TASK INSTRUCTIONS:
Please copy every one of the items below, line for line, without changing anything. Leave the pictures out of your copy.

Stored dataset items
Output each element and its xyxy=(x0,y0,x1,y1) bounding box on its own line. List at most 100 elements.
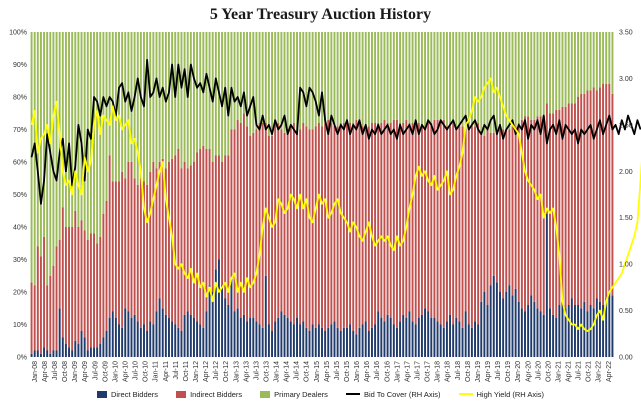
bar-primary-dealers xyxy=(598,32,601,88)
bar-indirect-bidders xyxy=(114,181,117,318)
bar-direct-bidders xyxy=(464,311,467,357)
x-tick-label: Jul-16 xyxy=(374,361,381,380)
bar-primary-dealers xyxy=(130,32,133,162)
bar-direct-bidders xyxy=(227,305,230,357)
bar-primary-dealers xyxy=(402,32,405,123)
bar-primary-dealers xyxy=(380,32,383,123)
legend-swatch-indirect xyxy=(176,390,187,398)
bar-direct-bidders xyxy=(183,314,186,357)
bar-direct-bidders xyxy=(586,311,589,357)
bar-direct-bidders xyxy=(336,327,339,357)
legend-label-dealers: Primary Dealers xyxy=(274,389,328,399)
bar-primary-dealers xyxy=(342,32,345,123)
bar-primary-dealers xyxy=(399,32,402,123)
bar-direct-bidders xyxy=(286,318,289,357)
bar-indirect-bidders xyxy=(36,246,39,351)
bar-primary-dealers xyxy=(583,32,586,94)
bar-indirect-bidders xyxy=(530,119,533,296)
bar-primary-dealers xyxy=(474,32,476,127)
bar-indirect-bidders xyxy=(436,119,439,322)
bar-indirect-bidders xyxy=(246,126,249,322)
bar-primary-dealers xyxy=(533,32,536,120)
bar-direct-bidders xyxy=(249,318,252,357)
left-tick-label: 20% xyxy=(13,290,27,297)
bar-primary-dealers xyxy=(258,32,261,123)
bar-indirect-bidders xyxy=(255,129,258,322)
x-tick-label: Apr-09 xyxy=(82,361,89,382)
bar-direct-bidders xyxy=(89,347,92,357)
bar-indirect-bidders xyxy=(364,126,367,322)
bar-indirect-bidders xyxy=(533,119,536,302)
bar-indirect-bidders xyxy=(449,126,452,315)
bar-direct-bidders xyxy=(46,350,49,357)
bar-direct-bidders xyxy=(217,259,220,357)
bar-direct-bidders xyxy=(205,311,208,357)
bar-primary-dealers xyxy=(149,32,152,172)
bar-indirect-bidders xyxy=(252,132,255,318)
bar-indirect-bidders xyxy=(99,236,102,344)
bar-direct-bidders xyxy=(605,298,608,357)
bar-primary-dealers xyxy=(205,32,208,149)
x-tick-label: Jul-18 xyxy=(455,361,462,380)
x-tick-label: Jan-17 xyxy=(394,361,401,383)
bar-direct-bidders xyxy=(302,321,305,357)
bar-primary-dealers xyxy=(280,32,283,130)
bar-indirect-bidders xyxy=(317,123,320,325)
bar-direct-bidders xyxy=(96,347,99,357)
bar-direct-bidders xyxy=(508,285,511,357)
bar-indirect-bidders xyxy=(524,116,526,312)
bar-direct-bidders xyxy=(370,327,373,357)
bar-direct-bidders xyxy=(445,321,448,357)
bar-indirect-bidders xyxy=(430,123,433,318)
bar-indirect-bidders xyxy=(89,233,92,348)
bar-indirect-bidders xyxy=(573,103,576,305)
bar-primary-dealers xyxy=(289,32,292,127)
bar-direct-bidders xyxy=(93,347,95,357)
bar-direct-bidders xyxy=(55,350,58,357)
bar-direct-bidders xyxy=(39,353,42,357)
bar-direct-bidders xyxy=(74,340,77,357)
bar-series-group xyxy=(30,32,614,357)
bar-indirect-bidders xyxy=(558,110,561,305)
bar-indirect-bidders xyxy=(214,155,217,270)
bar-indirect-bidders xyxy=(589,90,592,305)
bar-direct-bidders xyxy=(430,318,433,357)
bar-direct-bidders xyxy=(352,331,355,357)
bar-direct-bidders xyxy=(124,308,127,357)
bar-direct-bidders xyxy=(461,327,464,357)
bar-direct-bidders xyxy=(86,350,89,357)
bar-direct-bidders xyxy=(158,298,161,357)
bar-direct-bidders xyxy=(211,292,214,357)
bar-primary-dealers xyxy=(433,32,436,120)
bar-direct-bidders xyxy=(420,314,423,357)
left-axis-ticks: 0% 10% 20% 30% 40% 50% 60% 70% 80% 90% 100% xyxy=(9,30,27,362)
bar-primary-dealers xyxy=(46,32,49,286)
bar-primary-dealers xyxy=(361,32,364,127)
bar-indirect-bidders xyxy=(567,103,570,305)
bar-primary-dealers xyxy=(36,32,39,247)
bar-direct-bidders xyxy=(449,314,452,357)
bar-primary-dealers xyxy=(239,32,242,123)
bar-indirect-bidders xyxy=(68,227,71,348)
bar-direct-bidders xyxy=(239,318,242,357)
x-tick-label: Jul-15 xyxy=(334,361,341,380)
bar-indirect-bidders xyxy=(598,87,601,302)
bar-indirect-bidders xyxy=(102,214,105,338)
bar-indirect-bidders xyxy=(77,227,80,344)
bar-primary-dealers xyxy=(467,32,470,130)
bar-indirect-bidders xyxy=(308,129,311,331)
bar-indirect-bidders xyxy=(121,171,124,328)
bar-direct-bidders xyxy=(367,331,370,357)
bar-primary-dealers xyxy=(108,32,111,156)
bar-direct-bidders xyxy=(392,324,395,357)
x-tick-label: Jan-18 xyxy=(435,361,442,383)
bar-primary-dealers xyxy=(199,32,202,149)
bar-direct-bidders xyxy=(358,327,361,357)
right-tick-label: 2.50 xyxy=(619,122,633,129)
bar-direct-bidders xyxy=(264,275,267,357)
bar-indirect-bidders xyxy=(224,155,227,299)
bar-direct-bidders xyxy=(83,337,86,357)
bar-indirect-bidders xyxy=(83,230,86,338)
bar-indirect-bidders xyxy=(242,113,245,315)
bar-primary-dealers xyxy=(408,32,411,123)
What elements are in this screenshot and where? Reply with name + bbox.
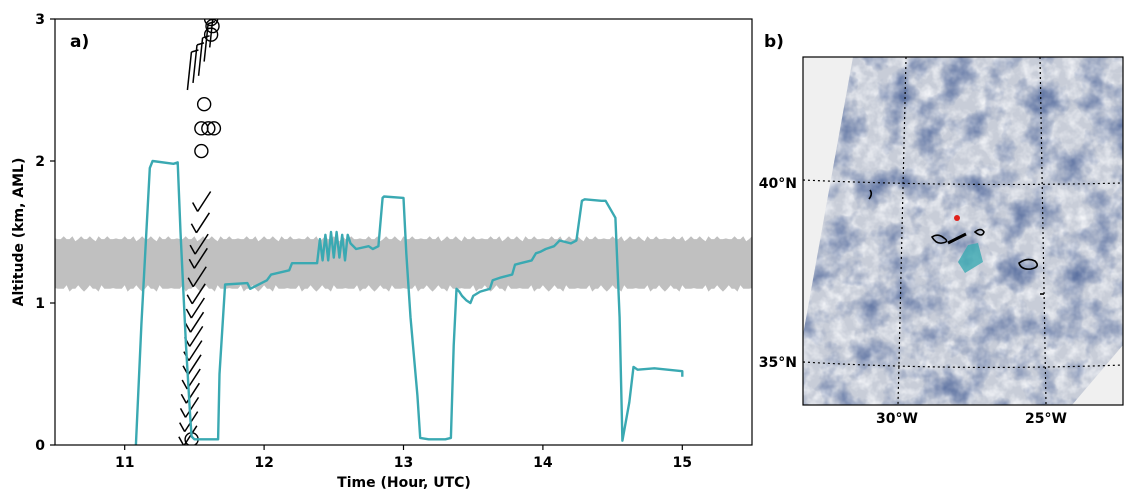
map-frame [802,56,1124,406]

EXERCISE RESPONSE:
Output each element and its xyxy=(x0,y0,x1,y1) bounding box on its own line. List at most 100 elements.
bar-primary-dealers xyxy=(598,32,601,88)
bar-indirect-bidders xyxy=(114,181,117,318)
bar-direct-bidders xyxy=(464,311,467,357)
x-tick-label: Jul-16 xyxy=(374,361,381,380)
bar-primary-dealers xyxy=(130,32,133,162)
bar-direct-bidders xyxy=(227,305,230,357)
bar-primary-dealers xyxy=(402,32,405,123)
bar-primary-dealers xyxy=(380,32,383,123)
legend-swatch-indirect xyxy=(176,390,187,398)
bar-direct-bidders xyxy=(183,314,186,357)
bar-direct-bidders xyxy=(586,311,589,357)
bar-direct-bidders xyxy=(336,327,339,357)
legend-label-dealers: Primary Dealers xyxy=(274,389,328,399)
bar-primary-dealers xyxy=(342,32,345,123)
bar-primary-dealers xyxy=(399,32,402,123)
bar-direct-bidders xyxy=(286,318,289,357)
bar-indirect-bidders xyxy=(36,246,39,351)
bar-primary-dealers xyxy=(583,32,586,94)
bar-indirect-bidders xyxy=(530,119,533,296)
bar-primary-dealers xyxy=(474,32,476,127)
bar-indirect-bidders xyxy=(436,119,439,322)
bar-indirect-bidders xyxy=(246,126,249,322)
bar-primary-dealers xyxy=(533,32,536,120)
bar-direct-bidders xyxy=(249,318,252,357)
left-tick-label: 20% xyxy=(13,290,27,297)
bar-primary-dealers xyxy=(258,32,261,123)
bar-indirect-bidders xyxy=(255,129,258,322)
x-tick-label: Apr-09 xyxy=(82,361,89,382)
bar-direct-bidders xyxy=(89,347,92,357)
bar-indirect-bidders xyxy=(364,126,367,322)
bar-indirect-bidders xyxy=(533,119,536,302)
bar-indirect-bidders xyxy=(449,126,452,315)
bar-direct-bidders xyxy=(46,350,49,357)
bar-direct-bidders xyxy=(217,259,220,357)
bar-direct-bidders xyxy=(205,311,208,357)
bar-primary-dealers xyxy=(149,32,152,172)
bar-indirect-bidders xyxy=(252,132,255,318)
bar-indirect-bidders xyxy=(99,236,102,344)
bar-direct-bidders xyxy=(605,298,608,357)
bar-primary-dealers xyxy=(205,32,208,149)
x-tick-label: Jul-18 xyxy=(455,361,462,380)
x-tick-label: Jan-17 xyxy=(394,361,401,383)
bar-direct-bidders xyxy=(302,321,305,357)
bar-primary-dealers xyxy=(280,32,283,130)
bar-indirect-bidders xyxy=(317,123,320,325)
bar-direct-bidders xyxy=(96,347,99,357)
bar-direct-bidders xyxy=(508,285,511,357)
bar-indirect-bidders xyxy=(524,116,526,312)
bar-direct-bidders xyxy=(370,327,373,357)
bar-direct-bidders xyxy=(445,321,448,357)
bar-indirect-bidders xyxy=(430,123,433,318)
bar-indirect-bidders xyxy=(89,233,92,348)
bar-indirect-bidders xyxy=(573,103,576,305)
bar-primary-dealers xyxy=(289,32,292,127)
bar-direct-bidders xyxy=(93,347,95,357)
bar-direct-bidders xyxy=(55,350,58,357)
bar-direct-bidders xyxy=(39,353,42,357)
bar-direct-bidders xyxy=(74,340,77,357)
bar-series-group xyxy=(30,32,614,357)
bar-indirect-bidders xyxy=(558,110,561,305)
bar-indirect-bidders xyxy=(214,155,217,270)
bar-indirect-bidders xyxy=(589,90,592,305)
bar-direct-bidders xyxy=(430,318,433,357)
bar-direct-bidders xyxy=(352,331,355,357)
bar-direct-bidders xyxy=(124,308,127,357)
bar-direct-bidders xyxy=(461,327,464,357)
bar-direct-bidders xyxy=(86,350,89,357)
bar-direct-bidders xyxy=(158,298,161,357)
bar-direct-bidders xyxy=(211,292,214,357)
bar-primary-dealers xyxy=(433,32,436,120)
bar-direct-bidders xyxy=(420,314,423,357)
left-axis-ticks: 0% 10% 20% 30% 40% 50% 60% 70% 80% 90% 100% xyxy=(9,30,27,362)
bar-primary-dealers xyxy=(46,32,49,286)
bar-primary-dealers xyxy=(361,32,364,127)
bar-indirect-bidders xyxy=(567,103,570,305)
bar-primary-dealers xyxy=(36,32,39,247)
bar-direct-bidders xyxy=(449,314,452,357)
bar-primary-dealers xyxy=(239,32,242,123)
bar-indirect-bidders xyxy=(68,227,71,348)
bar-direct-bidders xyxy=(239,318,242,357)
x-tick-label: Jul-15 xyxy=(334,361,341,380)
bar-indirect-bidders xyxy=(598,87,601,302)
bar-indirect-bidders xyxy=(102,214,105,338)
bar-indirect-bidders xyxy=(77,227,80,344)
bar-primary-dealers xyxy=(467,32,470,130)
bar-indirect-bidders xyxy=(308,129,311,331)
bar-indirect-bidders xyxy=(121,171,124,328)
bar-direct-bidders xyxy=(367,331,370,357)
bar-primary-dealers xyxy=(108,32,111,156)
bar-direct-bidders xyxy=(392,324,395,357)
x-tick-label: Jan-18 xyxy=(435,361,442,383)
bar-primary-dealers xyxy=(199,32,202,149)
bar-direct-bidders xyxy=(358,327,361,357)
right-tick-label: 2.50 xyxy=(619,122,633,129)
bar-direct-bidders xyxy=(264,275,267,357)
bar-indirect-bidders xyxy=(224,155,227,299)
bar-direct-bidders xyxy=(83,337,86,357)
bar-indirect-bidders xyxy=(83,230,86,338)
bar-indirect-bidders xyxy=(242,113,245,315)
bar-primary-dealers xyxy=(408,32,411,123)
What elements are in this screenshot and where? Reply with name + bbox.
map-frame [802,56,1124,406]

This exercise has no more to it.